Extracted text:
________
- The Washington Times - Sunday, September 13, 2009

Before summer fades completely, I want to revisit a news item that may have blown by you.

It’s about how nearly 3 million of our aging baby boomers are still potheads or drug abusers after all these years.

In an unprecedented report, the federal government said that among persons aged 50 to 59, the number who used drugs in the last year jumped from about 5 percent in 2002 to 9.4 percent in 2007.

Marijuana is the top drug of choice, followed by “misused” prescription drugs, especially painkillers.

Why does anyone care about the Mary Jane habits of the middle-aged? Well, the government worries about escalating health care costs.

Smoking — whether it’s tobacco or cannabis — is linked to heart attacks and respiratory illnesses. In addition, age-related physiological, psychological and social changes make older people “more vulnerable to the detrimental effects of illicit drug use,” said the Aug. 19 report issued by the Substance Abuse and Mental Health Services Administration (SAMHSA).

Since the number of middle-aged drug users is expected to grow as more of the Woodstock generation enters their 50s, the health care system would be wise to routinely screen this group for hidden drug problems. That way they can be counseled or referred for treatment, said Peter Delany, director of the Office of Applied Studies at SAMHSA.

Honestly, though, when I read this report, my concern was for the kids.

Parents are supposed to be the pot police, the people who tell you crack is whack and ground you for a month if you disobey. But if dear old Dad or cool Aunt Alice are still toking up, they are sending the message that drugs are OK. Kids may hear warnings about drugs from other adults, but those words won’t shake off the sight of a trusted elder expertly blowing smoke.

Here are two more points to consider.
________
Supplied data:

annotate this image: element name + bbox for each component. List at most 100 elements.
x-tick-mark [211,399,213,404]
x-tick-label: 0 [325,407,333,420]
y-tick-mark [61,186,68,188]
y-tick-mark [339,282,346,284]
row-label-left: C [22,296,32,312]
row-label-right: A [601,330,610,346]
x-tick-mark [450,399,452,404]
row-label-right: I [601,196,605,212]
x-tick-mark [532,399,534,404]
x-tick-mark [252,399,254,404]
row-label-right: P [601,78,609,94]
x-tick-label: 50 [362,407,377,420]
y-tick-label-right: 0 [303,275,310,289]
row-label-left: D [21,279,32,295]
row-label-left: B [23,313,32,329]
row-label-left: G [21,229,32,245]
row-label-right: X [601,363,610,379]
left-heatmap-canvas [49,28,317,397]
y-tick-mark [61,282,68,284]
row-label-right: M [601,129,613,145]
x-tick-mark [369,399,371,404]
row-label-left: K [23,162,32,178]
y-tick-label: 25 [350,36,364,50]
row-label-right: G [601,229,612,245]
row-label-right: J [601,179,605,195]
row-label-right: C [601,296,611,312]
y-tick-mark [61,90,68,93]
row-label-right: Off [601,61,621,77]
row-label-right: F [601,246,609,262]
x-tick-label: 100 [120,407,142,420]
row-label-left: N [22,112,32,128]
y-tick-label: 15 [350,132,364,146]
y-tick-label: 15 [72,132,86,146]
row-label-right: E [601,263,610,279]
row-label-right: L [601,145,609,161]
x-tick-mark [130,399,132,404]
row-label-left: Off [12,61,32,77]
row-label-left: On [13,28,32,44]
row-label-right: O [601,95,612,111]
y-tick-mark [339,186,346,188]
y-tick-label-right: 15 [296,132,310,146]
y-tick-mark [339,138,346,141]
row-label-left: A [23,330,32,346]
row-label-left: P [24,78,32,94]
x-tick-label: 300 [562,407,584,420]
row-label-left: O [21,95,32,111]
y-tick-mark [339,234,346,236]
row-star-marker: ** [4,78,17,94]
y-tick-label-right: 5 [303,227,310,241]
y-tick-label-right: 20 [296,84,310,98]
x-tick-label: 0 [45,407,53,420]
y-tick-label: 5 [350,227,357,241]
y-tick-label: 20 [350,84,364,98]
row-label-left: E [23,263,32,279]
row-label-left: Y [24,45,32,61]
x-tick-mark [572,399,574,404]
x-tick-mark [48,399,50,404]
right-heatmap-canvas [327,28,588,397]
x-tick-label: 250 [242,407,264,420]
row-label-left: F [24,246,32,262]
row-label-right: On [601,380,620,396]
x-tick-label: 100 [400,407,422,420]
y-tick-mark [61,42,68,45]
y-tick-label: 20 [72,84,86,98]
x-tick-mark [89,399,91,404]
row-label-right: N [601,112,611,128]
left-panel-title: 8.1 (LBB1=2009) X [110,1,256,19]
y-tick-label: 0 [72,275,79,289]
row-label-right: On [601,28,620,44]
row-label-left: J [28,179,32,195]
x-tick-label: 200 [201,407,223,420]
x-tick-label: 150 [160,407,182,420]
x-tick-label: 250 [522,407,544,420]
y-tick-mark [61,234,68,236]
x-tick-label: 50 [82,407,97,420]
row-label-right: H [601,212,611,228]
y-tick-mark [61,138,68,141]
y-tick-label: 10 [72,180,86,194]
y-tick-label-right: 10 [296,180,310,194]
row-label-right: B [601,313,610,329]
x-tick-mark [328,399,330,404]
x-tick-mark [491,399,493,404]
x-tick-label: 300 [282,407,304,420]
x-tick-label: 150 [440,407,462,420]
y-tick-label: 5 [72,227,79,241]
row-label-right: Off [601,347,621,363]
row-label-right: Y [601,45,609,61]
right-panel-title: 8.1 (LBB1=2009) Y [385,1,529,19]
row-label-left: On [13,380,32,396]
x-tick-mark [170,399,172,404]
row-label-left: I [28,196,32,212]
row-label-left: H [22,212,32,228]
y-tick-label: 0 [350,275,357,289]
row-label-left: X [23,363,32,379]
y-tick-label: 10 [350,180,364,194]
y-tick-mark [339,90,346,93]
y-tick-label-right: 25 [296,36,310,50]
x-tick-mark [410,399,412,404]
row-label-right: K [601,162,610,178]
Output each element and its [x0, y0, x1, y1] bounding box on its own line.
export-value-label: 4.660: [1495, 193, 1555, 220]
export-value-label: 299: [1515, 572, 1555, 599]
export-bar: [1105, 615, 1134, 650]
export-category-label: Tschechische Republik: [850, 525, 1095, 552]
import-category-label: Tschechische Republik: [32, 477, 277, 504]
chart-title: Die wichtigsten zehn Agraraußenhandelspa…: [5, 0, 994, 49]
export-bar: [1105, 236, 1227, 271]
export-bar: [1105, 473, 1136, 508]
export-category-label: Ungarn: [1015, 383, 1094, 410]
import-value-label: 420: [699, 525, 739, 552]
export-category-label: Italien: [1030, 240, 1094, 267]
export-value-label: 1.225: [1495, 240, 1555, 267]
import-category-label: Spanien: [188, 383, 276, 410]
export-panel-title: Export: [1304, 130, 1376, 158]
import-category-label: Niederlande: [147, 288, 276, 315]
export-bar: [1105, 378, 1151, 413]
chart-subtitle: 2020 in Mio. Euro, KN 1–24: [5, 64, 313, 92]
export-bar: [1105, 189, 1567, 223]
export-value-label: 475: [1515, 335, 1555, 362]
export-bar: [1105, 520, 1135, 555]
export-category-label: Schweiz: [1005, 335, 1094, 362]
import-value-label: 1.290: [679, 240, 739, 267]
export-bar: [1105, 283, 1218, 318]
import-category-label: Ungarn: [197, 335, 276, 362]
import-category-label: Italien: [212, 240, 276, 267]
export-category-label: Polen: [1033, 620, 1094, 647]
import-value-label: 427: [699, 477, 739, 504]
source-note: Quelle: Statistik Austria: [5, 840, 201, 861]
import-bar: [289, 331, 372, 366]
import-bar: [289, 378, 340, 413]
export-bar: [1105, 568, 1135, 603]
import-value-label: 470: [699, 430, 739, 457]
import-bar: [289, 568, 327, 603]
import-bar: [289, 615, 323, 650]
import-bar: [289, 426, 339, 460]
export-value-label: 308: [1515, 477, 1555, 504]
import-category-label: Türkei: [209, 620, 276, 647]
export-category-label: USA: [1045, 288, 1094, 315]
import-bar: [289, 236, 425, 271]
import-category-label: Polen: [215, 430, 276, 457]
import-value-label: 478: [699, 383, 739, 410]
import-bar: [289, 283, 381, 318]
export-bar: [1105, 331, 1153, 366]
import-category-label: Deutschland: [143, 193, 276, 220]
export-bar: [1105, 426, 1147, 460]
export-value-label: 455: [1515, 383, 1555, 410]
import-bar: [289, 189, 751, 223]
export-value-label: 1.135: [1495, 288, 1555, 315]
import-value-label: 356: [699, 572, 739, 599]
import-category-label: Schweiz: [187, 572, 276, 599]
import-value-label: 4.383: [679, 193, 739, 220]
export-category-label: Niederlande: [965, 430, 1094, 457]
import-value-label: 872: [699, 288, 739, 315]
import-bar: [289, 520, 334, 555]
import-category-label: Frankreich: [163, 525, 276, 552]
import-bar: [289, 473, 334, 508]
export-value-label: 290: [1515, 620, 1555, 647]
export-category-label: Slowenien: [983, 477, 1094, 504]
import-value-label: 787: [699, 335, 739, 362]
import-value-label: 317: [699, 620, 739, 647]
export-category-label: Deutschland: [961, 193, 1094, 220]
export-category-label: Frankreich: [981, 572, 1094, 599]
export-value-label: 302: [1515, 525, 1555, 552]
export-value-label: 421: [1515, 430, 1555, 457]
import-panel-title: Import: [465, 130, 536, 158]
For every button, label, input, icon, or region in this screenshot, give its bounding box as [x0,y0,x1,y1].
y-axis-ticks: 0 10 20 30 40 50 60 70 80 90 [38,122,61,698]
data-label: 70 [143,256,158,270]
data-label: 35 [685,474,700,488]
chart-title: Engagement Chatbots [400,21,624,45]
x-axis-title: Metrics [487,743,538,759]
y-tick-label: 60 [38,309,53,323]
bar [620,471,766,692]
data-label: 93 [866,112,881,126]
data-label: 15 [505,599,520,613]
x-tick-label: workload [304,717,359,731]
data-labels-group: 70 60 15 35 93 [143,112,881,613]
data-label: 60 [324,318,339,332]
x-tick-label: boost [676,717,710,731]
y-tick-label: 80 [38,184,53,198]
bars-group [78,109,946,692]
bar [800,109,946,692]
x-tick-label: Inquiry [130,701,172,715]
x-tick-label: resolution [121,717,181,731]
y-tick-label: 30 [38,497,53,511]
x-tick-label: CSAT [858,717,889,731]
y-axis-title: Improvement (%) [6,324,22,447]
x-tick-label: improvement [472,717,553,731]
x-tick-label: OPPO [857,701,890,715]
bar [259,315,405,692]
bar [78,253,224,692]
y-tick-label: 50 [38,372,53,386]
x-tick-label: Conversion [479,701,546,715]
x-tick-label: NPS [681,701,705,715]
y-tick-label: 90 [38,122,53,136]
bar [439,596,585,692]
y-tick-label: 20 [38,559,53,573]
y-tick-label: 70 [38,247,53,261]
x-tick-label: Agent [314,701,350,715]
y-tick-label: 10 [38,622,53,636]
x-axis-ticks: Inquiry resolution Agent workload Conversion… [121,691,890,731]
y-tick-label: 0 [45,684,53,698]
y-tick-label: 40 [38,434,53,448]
________
Challenges:
1) The column on drug use among baby boomers quotes a report about age-related changes that make older people more vulnerable to illicit drug use. List every kind of change it names.
2) Reproduce the records word for word, from the first line of the records through the line containing "y-tick-mark [61,282,68,284]".

Final results:
1)
- Physiological
- Psychological
- Social

2)
annotate this image: element name + bbox for each component. List at most 100 elements.
x-tick-mark [211,399,213,404]
x-tick-label: 0 [325,407,333,420]
y-tick-mark [61,186,68,188]
y-tick-mark [339,282,346,284]
row-label-left: C [22,296,32,312]
row-label-right: A [601,330,610,346]
x-tick-mark [450,399,452,404]
row-label-right: I [601,196,605,212]
x-tick-mark [532,399,534,404]
x-tick-mark [252,399,254,404]
row-label-right: P [601,78,609,94]
x-tick-label: 50 [362,407,377,420]
y-tick-label-right: 0 [303,275,310,289]
row-label-left: D [21,279,32,295]
row-label-left: B [23,313,32,329]
row-label-left: G [21,229,32,245]
row-label-right: X [601,363,610,379]
left-heatmap-canvas [49,28,317,397]
y-tick-mark [61,282,68,284]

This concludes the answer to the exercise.